• **TASK DESCRIPTION**: Can you restate the records below word for word?
=== ITEMS ===
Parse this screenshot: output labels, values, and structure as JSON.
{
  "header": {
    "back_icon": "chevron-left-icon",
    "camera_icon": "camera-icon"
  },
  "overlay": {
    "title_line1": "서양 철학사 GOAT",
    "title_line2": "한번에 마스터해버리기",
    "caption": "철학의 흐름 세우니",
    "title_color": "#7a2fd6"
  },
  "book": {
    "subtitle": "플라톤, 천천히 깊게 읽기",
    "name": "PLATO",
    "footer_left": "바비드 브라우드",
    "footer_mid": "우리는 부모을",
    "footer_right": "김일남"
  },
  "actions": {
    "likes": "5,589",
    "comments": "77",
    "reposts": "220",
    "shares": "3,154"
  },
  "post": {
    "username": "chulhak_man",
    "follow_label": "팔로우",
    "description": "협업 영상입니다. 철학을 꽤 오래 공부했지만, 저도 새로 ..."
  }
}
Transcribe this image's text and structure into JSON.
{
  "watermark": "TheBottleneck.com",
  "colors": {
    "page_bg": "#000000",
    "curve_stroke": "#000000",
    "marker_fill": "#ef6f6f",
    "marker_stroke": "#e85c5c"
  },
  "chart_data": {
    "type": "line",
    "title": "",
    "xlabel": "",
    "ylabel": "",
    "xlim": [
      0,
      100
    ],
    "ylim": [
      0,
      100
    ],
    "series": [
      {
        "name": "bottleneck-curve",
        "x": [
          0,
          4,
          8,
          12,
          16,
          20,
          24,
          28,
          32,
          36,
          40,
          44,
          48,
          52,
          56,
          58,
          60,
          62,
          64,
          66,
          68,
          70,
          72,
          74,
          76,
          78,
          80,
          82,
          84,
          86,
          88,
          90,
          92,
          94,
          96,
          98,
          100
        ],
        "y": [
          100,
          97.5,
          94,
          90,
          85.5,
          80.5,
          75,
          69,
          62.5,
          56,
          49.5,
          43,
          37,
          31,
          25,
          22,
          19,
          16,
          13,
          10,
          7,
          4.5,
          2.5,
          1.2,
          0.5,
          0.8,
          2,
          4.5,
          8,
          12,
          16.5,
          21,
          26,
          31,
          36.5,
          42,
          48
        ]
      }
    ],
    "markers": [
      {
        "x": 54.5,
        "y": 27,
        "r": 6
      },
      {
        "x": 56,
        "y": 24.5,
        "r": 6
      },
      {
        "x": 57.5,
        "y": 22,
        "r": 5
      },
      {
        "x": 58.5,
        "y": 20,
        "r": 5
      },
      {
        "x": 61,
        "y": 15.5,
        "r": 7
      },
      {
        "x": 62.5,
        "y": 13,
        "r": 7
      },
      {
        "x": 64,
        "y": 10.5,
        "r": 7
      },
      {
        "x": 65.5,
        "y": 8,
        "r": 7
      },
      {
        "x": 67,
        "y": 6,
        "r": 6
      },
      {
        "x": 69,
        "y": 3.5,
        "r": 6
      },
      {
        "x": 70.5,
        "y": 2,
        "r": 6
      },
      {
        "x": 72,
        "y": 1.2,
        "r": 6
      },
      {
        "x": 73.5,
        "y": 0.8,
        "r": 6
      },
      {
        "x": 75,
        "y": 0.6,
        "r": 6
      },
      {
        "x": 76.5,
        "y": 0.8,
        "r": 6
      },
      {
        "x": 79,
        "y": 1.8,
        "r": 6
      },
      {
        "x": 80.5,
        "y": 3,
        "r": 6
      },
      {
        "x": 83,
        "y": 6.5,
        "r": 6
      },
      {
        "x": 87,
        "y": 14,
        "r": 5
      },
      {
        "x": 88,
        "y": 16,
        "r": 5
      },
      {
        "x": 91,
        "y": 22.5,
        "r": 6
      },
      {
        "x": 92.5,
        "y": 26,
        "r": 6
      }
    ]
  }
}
===
• **OUTPUT OF THE EXERCISE**:
Parse this screenshot: output labels, values, and structure as JSON.
{
  "header": {
    "back_icon": "chevron-left-icon",
    "camera_icon": "camera-icon"
  },
  "overlay": {
    "title_line1": "서양 철학사 GOAT",
    "title_line2": "한번에 마스터해버리기",
    "caption": "철학의 흐름 세우니",
    "title_color": "#7a2fd6"
  },
  "book": {
    "subtitle": "플라톤, 천천히 깊게 읽기",
    "name": "PLATO",
    "footer_left": "바비드 브라우드",
    "footer_mid": "우리는 부모을",
    "footer_right": "김일남"
  },
  "actions": {
    "likes": "5,589",
    "comments": "77",
    "reposts": "220",
    "shares": "3,154"
  },
  "post": {
    "username": "chulhak_man",
    "follow_label": "팔로우",
    "description": "협업 영상입니다. 철학을 꽤 오래 공부했지만, 저도 새로 ..."
  }
}
Transcribe this image's text and structure into JSON.
{
  "watermark": "TheBottleneck.com",
  "colors": {
    "page_bg": "#000000",
    "curve_stroke": "#000000",
    "marker_fill": "#ef6f6f",
    "marker_stroke": "#e85c5c"
  },
  "chart_data": {
    "type": "line",
    "title": "",
    "xlabel": "",
    "ylabel": "",
    "xlim": [
      0,
      100
    ],
    "ylim": [
      0,
      100
    ],
    "series": [
      {
        "name": "bottleneck-curve",
        "x": [
          0,
          4,
          8,
          12,
          16,
          20,
          24,
          28,
          32,
          36,
          40,
          44,
          48,
          52,
          56,
          58,
          60,
          62,
          64,
          66,
          68,
          70,
          72,
          74,
          76,
          78,
          80,
          82,
          84,
          86,
          88,
          90,
          92,
          94,
          96,
          98,
          100
        ],
        "y": [
          100,
          97.5,
          94,
          90,
          85.5,
          80.5,
          75,
          69,
          62.5,
          56,
          49.5,
          43,
          37,
          31,
          25,
          22,
          19,
          16,
          13,
          10,
          7,
          4.5,
          2.5,
          1.2,
          0.5,
          0.8,
          2,
          4.5,
          8,
          12,
          16.5,
          21,
          26,
          31,
          36.5,
          42,
          48
        ]
      }
    ],
    "markers": [
      {
        "x": 54.5,
        "y": 27,
        "r": 6
      },
      {
        "x": 56,
        "y": 24.5,
        "r": 6
      },
      {
        "x": 57.5,
        "y": 22,
        "r": 5
      },
      {
        "x": 58.5,
        "y": 20,
        "r": 5
      },
      {
        "x": 61,
        "y": 15.5,
        "r": 7
      },
      {
        "x": 62.5,
        "y": 13,
        "r": 7
      },
      {
        "x": 64,
        "y": 10.5,
        "r": 7
      },
      {
        "x": 65.5,
        "y": 8,
        "r": 7
      },
      {
        "x": 67,
        "y": 6,
        "r": 6
      },
      {
        "x": 69,
        "y": 3.5,
        "r": 6
      },
      {
        "x": 70.5,
        "y": 2,
        "r": 6
      },
      {
        "x": 72,
        "y": 1.2,
        "r": 6
      },
      {
        "x": 73.5,
        "y": 0.8,
        "r": 6
      },
      {
        "x": 75,
        "y": 0.6,
        "r": 6
      },
      {
        "x": 76.5,
        "y": 0.8,
        "r": 6
      },
      {
        "x": 79,
        "y": 1.8,
        "r": 6
      },
      {
        "x": 80.5,
        "y": 3,
        "r": 6
      },
      {
        "x": 83,
        "y": 6.5,
        "r": 6
      },
      {
        "x": 87,
        "y": 14,
        "r": 5
      },
      {
        "x": 88,
        "y": 16,
        "r": 5
      },
      {
        "x": 91,
        "y": 22.5,
        "r": 6
      },
      {
        "x": 92.5,
        "y": 26,
        "r": 6
      }
    ]
  }
}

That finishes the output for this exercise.